Extracted data entries:
════════

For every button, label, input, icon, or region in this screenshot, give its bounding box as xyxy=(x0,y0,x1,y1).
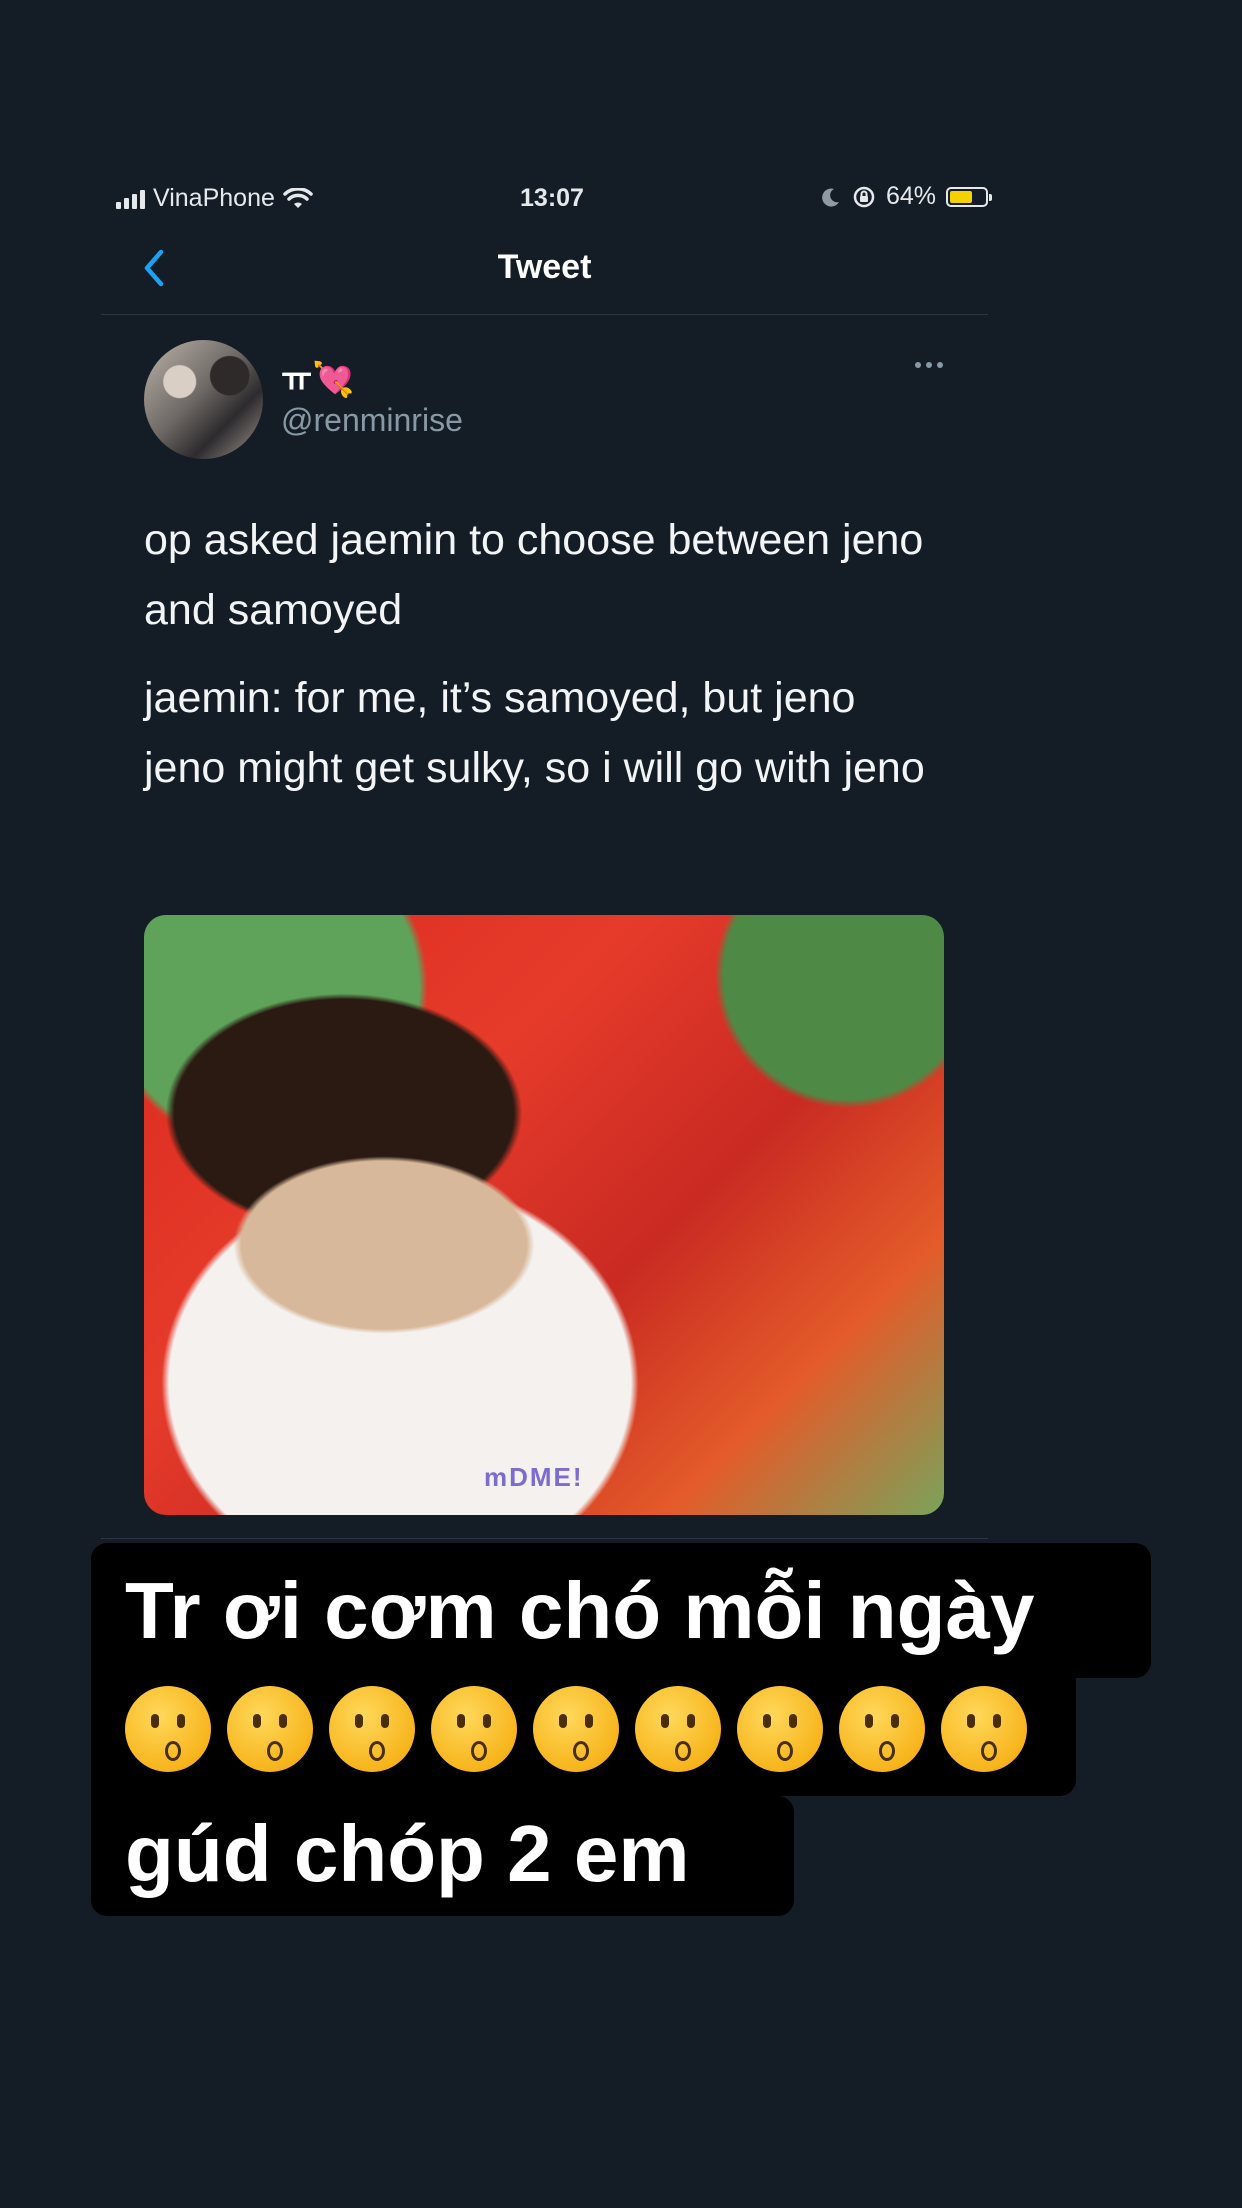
kissing-face-emoji-icon xyxy=(533,1685,619,1772)
display-name[interactable]: ㅠ💘 xyxy=(281,352,355,401)
more-options-icon[interactable] xyxy=(915,362,943,368)
caption-line-1: Tr ơi cơm chó mỗi ngày xyxy=(91,1543,1151,1678)
kissing-face-emoji-icon xyxy=(635,1685,721,1772)
kissing-face-emoji-icon xyxy=(125,1685,211,1772)
caption-emoji-row xyxy=(91,1661,1076,1796)
avatar[interactable] xyxy=(144,340,263,459)
page-title: Tweet xyxy=(497,248,592,286)
kissing-face-emoji-icon xyxy=(737,1685,823,1772)
kissing-face-emoji-icon xyxy=(329,1685,415,1772)
kissing-face-emoji-icon xyxy=(227,1685,313,1772)
divider xyxy=(101,1538,988,1539)
status-bar: VinaPhone 13:07 64% xyxy=(116,180,992,220)
tweet-screen: VinaPhone 13:07 64% Tweet ㅠ💘 @renminrise… xyxy=(101,0,992,1540)
tweet-media-image[interactable]: mDME! xyxy=(144,915,944,1515)
orientation-lock-icon xyxy=(853,186,875,207)
status-right: 64% xyxy=(820,182,992,211)
battery-icon xyxy=(946,186,992,207)
caption-line-3: gúd chóp 2 em xyxy=(91,1796,794,1916)
battery-percent: 64% xyxy=(885,182,936,210)
moon-icon xyxy=(822,188,839,207)
tweet-paragraph: jaemin: for me, it’s samoyed, but jeno j… xyxy=(144,674,925,792)
kissing-face-emoji-icon xyxy=(431,1685,517,1772)
kissing-face-emoji-icon xyxy=(941,1685,1027,1772)
tweet-text: op asked jaemin to choose between jeno a… xyxy=(144,505,944,821)
nav-bar: Tweet xyxy=(101,240,988,315)
user-handle[interactable]: @renminrise xyxy=(281,402,463,439)
media-watermark: mDME! xyxy=(484,1462,584,1492)
tweet-paragraph: op asked jaemin to choose between jeno a… xyxy=(144,516,924,634)
battery-fill xyxy=(950,190,972,203)
kissing-face-emoji-icon xyxy=(839,1685,925,1772)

════════

Exercise description: Reproduce every line of the listing above without changing anything, but leave out the picture.

Answer:
For every button, label, input, icon, or region in this screenshot, give its bounding box as xyxy=(x0,y0,x1,y1).
kissing-face-emoji-icon xyxy=(533,1685,619,1772)
display-name[interactable]: ㅠ💘 xyxy=(281,352,355,401)
more-options-icon[interactable] xyxy=(915,362,943,368)
caption-line-1: Tr ơi cơm chó mỗi ngày xyxy=(91,1543,1151,1678)
kissing-face-emoji-icon xyxy=(635,1685,721,1772)
kissing-face-emoji-icon xyxy=(125,1685,211,1772)
caption-emoji-row xyxy=(91,1661,1076,1796)
avatar[interactable] xyxy=(144,340,263,459)
page-title: Tweet xyxy=(497,248,592,286)
kissing-face-emoji-icon xyxy=(737,1685,823,1772)
kissing-face-emoji-icon xyxy=(329,1685,415,1772)
kissing-face-emoji-icon xyxy=(227,1685,313,1772)
divider xyxy=(101,1538,988,1539)
status-bar: VinaPhone 13:07 64% xyxy=(116,180,992,220)
tweet-screen: VinaPhone 13:07 64% Tweet ㅠ💘 @renminrise… xyxy=(101,0,992,1540)
tweet-media-image[interactable]: mDME! xyxy=(144,915,944,1515)
orientation-lock-icon xyxy=(853,186,875,207)
status-right: 64% xyxy=(820,182,992,211)
battery-icon xyxy=(946,186,992,207)
caption-line-3: gúd chóp 2 em xyxy=(91,1796,794,1916)
battery-percent: 64% xyxy=(885,182,936,210)
moon-icon xyxy=(822,188,839,207)
tweet-paragraph: jaemin: for me, it’s samoyed, but jeno j… xyxy=(144,674,925,792)
kissing-face-emoji-icon xyxy=(431,1685,517,1772)
kissing-face-emoji-icon xyxy=(941,1685,1027,1772)
tweet-text: op asked jaemin to choose between jeno a… xyxy=(144,505,944,821)
nav-bar: Tweet xyxy=(101,240,988,315)
user-handle[interactable]: @renminrise xyxy=(281,402,463,439)
media-watermark: mDME! xyxy=(484,1462,584,1492)
tweet-paragraph: op asked jaemin to choose between jeno a… xyxy=(144,516,924,634)
battery-fill xyxy=(950,190,972,203)
kissing-face-emoji-icon xyxy=(839,1685,925,1772)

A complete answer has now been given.